→ Provided information:
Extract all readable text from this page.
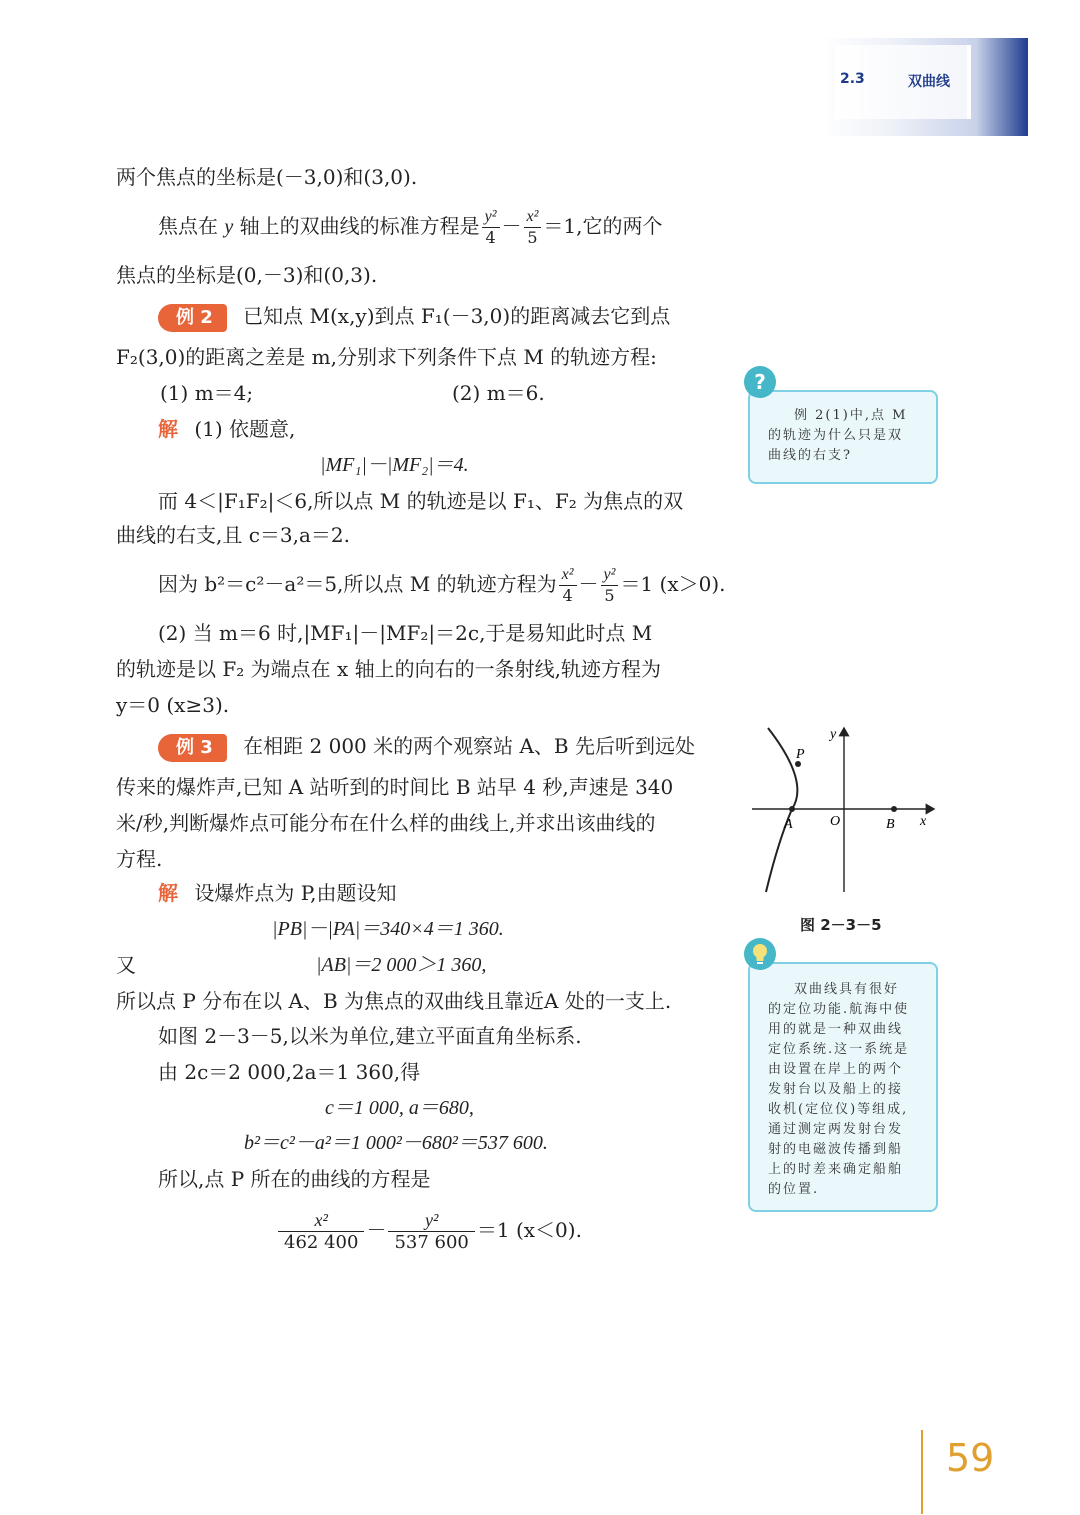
2.3	双曲线
两个焦点的坐标是(－3,0)和(3,0).
焦点在 y 轴上的双曲线的标准方程是 $\frac{\text{y²}}{4} - \frac{\text{x²}}{5} =1$,它的两个
焦点的坐标是(0,－3)和(0,3).
例 2 已知点 M(x,y)到点 F₁(－3,0)的距离减去它到点
F₂(3,0)的距离之差是 m,分别求下列条件下点 M 的轨迹方程:
(1) m＝4;	(2) m＝6.
解 (1) 依题意,
|MF₁|－|MF₂|＝4.
而 4＜|F₁F₂|＜6,所以点 M 的轨迹是以 F₁、F₂ 为焦点的双
曲线的右支,且 c＝3,a＝2.
因为 b²＝c²－a²＝5,所以点 M 的轨迹方程为 $\frac{\text{x²}}{4} - \frac{\text{y²}}{5} =1$ (x＞0).
(2) 当 m＝6 时,|MF₁|－|MF₂|＝2c,于是易知此时点 M
的轨迹是以 F₂ 为端点在 x 轴上的向右的一条射线,轨迹方程为
y＝0 (x≥3).
例 3 在相距 2 000 米的两个观察站 A、B 先后听到远处
传来的爆炸声,已知 A 站听到的时间比 B 站早 4 秒,声速是 340
米/秒,判断爆炸点可能分布在什么样的曲线上,并求出该曲线的
方程.
解 设爆炸点为 P,由题设知
|PB|－|PA|＝340×4＝1 360.
又	|AB|＝2 000＞1 360,
所以点 P 分布在以 A、B 为焦点的双曲线且靠近A 处的一支上.
如图 2－3－5,以米为单位,建立平面直角坐标系.
由 2c＝2 000,2a＝1 360,得
c＝1 000, a＝680,
b²＝c²－a²＝1 000²－680²＝537 600.
所以,点 P 所在的曲线的方程是
$\frac{\text{x²}}{462 400} - \frac{\text{y²}}{537 600} =1$ (x＜0).
例 2(1)中,点 M
的轨迹为什么只是双
曲线的右支?
?
y
x
P
A	O	B
图 2－3－5
双曲线具有很好
的定位功能.航海中使
用的就是一种双曲线
定位系统.这一系统是
由设置在岸上的两个
发射台以及船上的接
收机(定位仪)等组成,
通过测定两发射台发
射的电磁波传播到船
上的时差来确定船舶
的位置.
59
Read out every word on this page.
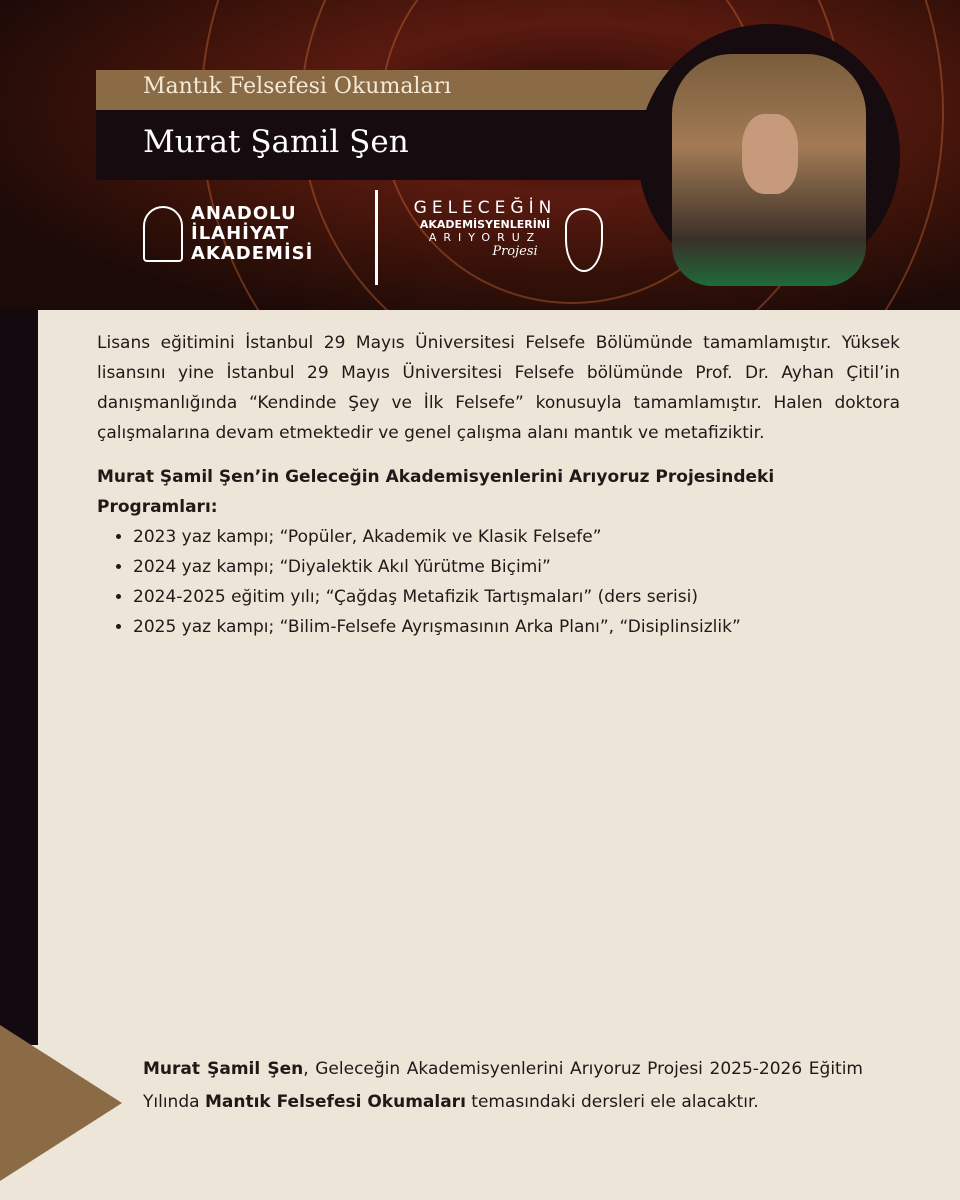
Mantık Felsefesi Okumaları
Murat Şamil Şen
ANADOLU
İLAHİYAT
AKADEMİSİ
GELECEĞİN
AKADEMİSYENLERİNİ
ARIYORUZ
Projesi
Lisans eğitimini İstanbul 29 Mayıs Üniversitesi Felsefe Bölümünde tamamlamıştır. Yüksek lisansını yine İstanbul 29 Mayıs Üniversitesi Felsefe bölümünde Prof. Dr. Ayhan Çitil’in danışmanlığında “Kendinde Şey ve İlk Felsefe” konusuyla tamamlamıştır. Halen doktora çalışmalarına devam etmektedir ve genel çalışma alanı mantık ve metafiziktir.
Murat Şamil Şen’in Geleceğin Akademisyenlerini Arıyoruz Projesindeki Programları:
• 2023 yaz kampı; “Popüler, Akademik ve Klasik Felsefe”
• 2024 yaz kampı; “Diyalektik Akıl Yürütme Biçimi”
• 2024-2025 eğitim yılı; “Çağdaş Metafizik Tartışmaları” (ders serisi)
• 2025 yaz kampı; “Bilim-Felsefe Ayrışmasının Arka Planı”, “Disiplinsizlik”
Murat Şamil Şen, Geleceğin Akademisyenlerini Arıyoruz Projesi 2025-2026 Eğitim Yılında Mantık Felsefesi Okumaları temasındaki dersleri ele alacaktır.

→ Stated problem: Every line should be retyped exactly, with the pictures omitted.

→ Exercise response:
Extract all readable text from this page.
2.3	双曲线
两个焦点的坐标是(－3,0)和(3,0).
焦点在 y 轴上的双曲线的标准方程是 $\frac{\text{y²}}{4} - \frac{\text{x²}}{5} =1$,它的两个
焦点的坐标是(0,－3)和(0,3).
例 2 已知点 M(x,y)到点 F₁(－3,0)的距离减去它到点
F₂(3,0)的距离之差是 m,分别求下列条件下点 M 的轨迹方程:
(1) m＝4;	(2) m＝6.
解 (1) 依题意,
|MF₁|－|MF₂|＝4.
而 4＜|F₁F₂|＜6,所以点 M 的轨迹是以 F₁、F₂ 为焦点的双
曲线的右支,且 c＝3,a＝2.
因为 b²＝c²－a²＝5,所以点 M 的轨迹方程为 $\frac{\text{x²}}{4} - \frac{\text{y²}}{5} =1$ (x＞0).
(2) 当 m＝6 时,|MF₁|－|MF₂|＝2c,于是易知此时点 M
的轨迹是以 F₂ 为端点在 x 轴上的向右的一条射线,轨迹方程为
y＝0 (x≥3).
例 3 在相距 2 000 米的两个观察站 A、B 先后听到远处
传来的爆炸声,已知 A 站听到的时间比 B 站早 4 秒,声速是 340
米/秒,判断爆炸点可能分布在什么样的曲线上,并求出该曲线的
方程.
解 设爆炸点为 P,由题设知
|PB|－|PA|＝340×4＝1 360.
又	|AB|＝2 000＞1 360,
所以点 P 分布在以 A、B 为焦点的双曲线且靠近A 处的一支上.
如图 2－3－5,以米为单位,建立平面直角坐标系.
由 2c＝2 000,2a＝1 360,得
c＝1 000, a＝680,
b²＝c²－a²＝1 000²－680²＝537 600.
所以,点 P 所在的曲线的方程是
$\frac{\text{x²}}{462 400} - \frac{\text{y²}}{537 600} =1$ (x＜0).
例 2(1)中,点 M
的轨迹为什么只是双
曲线的右支?
?
y
x
P
A	O	B
图 2－3－5
双曲线具有很好
的定位功能.航海中使
用的就是一种双曲线
定位系统.这一系统是
由设置在岸上的两个
发射台以及船上的接
收机(定位仪)等组成,
通过测定两发射台发
射的电磁波传播到船
上的时差来确定船舶
的位置.
59
Read out every word on this page.
Mantık Felsefesi Okumaları
Murat Şamil Şen
ANADOLU
İLAHİYAT
AKADEMİSİ
GELECEĞİN
AKADEMİSYENLERİNİ
ARIYORUZ
Projesi
Lisans eğitimini İstanbul 29 Mayıs Üniversitesi Felsefe Bölümünde tamamlamıştır. Yüksek lisansını yine İstanbul 29 Mayıs Üniversitesi Felsefe bölümünde Prof. Dr. Ayhan Çitil’in danışmanlığında “Kendinde Şey ve İlk Felsefe” konusuyla tamamlamıştır. Halen doktora çalışmalarına devam etmektedir ve genel çalışma alanı mantık ve metafiziktir.
Murat Şamil Şen’in Geleceğin Akademisyenlerini Arıyoruz Projesindeki Programları:
• 2023 yaz kampı; “Popüler, Akademik ve Klasik Felsefe”
• 2024 yaz kampı; “Diyalektik Akıl Yürütme Biçimi”
• 2024-2025 eğitim yılı; “Çağdaş Metafizik Tartışmaları” (ders serisi)
• 2025 yaz kampı; “Bilim-Felsefe Ayrışmasının Arka Planı”, “Disiplinsizlik”
Murat Şamil Şen, Geleceğin Akademisyenlerini Arıyoruz Projesi 2025-2026 Eğitim Yılında Mantık Felsefesi Okumaları temasındaki dersleri ele alacaktır.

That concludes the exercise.